● **EXTRACTED DATA**:
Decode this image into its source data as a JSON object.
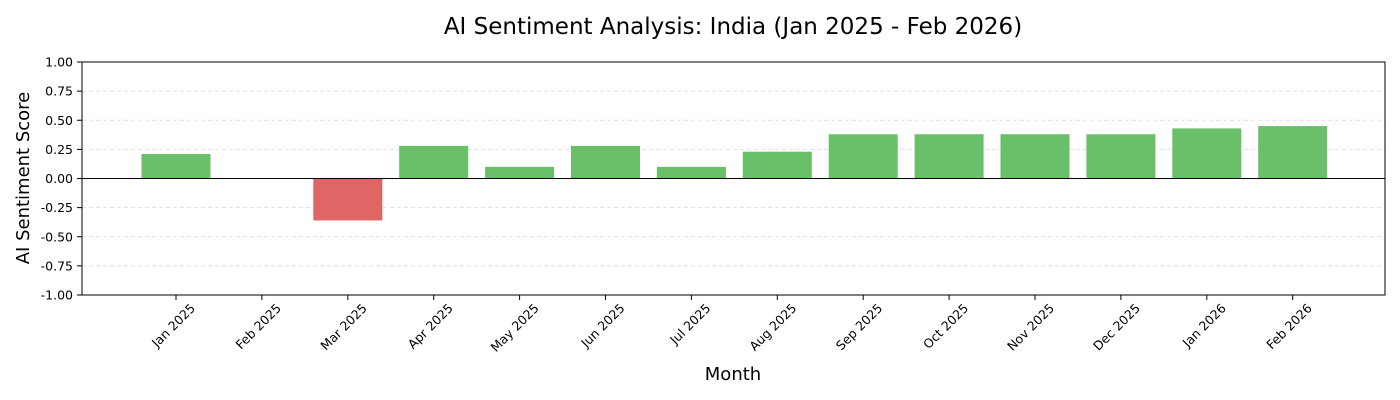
{
  "chart_data": {
    "type": "bar",
    "title": "AI Sentiment Analysis: India (Jan 2025 - Feb 2026)",
    "xlabel": "Month",
    "ylabel": "AI Sentiment Score",
    "categories": [
      "Jan 2025",
      "Feb 2025",
      "Mar 2025",
      "Apr 2025",
      "May 2025",
      "Jun 2025",
      "Jul 2025",
      "Aug 2025",
      "Sep 2025",
      "Oct 2025",
      "Nov 2025",
      "Dec 2025",
      "Jan 2026",
      "Feb 2026"
    ],
    "values": [
      0.21,
      0.0,
      -0.36,
      0.28,
      0.1,
      0.28,
      0.1,
      0.23,
      0.38,
      0.38,
      0.38,
      0.38,
      0.43,
      0.45
    ],
    "ylim": [
      -1.0,
      1.0
    ],
    "yticks": [
      "1.00",
      "0.75",
      "0.50",
      "0.25",
      "0.00",
      "-0.25",
      "-0.50",
      "-0.75",
      "-1.00"
    ],
    "grid": true,
    "colors": {
      "positive": "#6abf69",
      "negative": "#e06666",
      "zero_line": "#000000",
      "grid": "#e0e0e0"
    }
  }
}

● **WHAT YOU ARE ASKED TO DO**: From the entries above, output every line exactly and omit any image.

● **THE OUTPUT**:
Decode this image into its source data as a JSON object.
{
  "chart_data": {
    "type": "bar",
    "title": "AI Sentiment Analysis: India (Jan 2025 - Feb 2026)",
    "xlabel": "Month",
    "ylabel": "AI Sentiment Score",
    "categories": [
      "Jan 2025",
      "Feb 2025",
      "Mar 2025",
      "Apr 2025",
      "May 2025",
      "Jun 2025",
      "Jul 2025",
      "Aug 2025",
      "Sep 2025",
      "Oct 2025",
      "Nov 2025",
      "Dec 2025",
      "Jan 2026",
      "Feb 2026"
    ],
    "values": [
      0.21,
      0.0,
      -0.36,
      0.28,
      0.1,
      0.28,
      0.1,
      0.23,
      0.38,
      0.38,
      0.38,
      0.38,
      0.43,
      0.45
    ],
    "ylim": [
      -1.0,
      1.0
    ],
    "yticks": [
      "1.00",
      "0.75",
      "0.50",
      "0.25",
      "0.00",
      "-0.25",
      "-0.50",
      "-0.75",
      "-1.00"
    ],
    "grid": true,
    "colors": {
      "positive": "#6abf69",
      "negative": "#e06666",
      "zero_line": "#000000",
      "grid": "#e0e0e0"
    }
  }
}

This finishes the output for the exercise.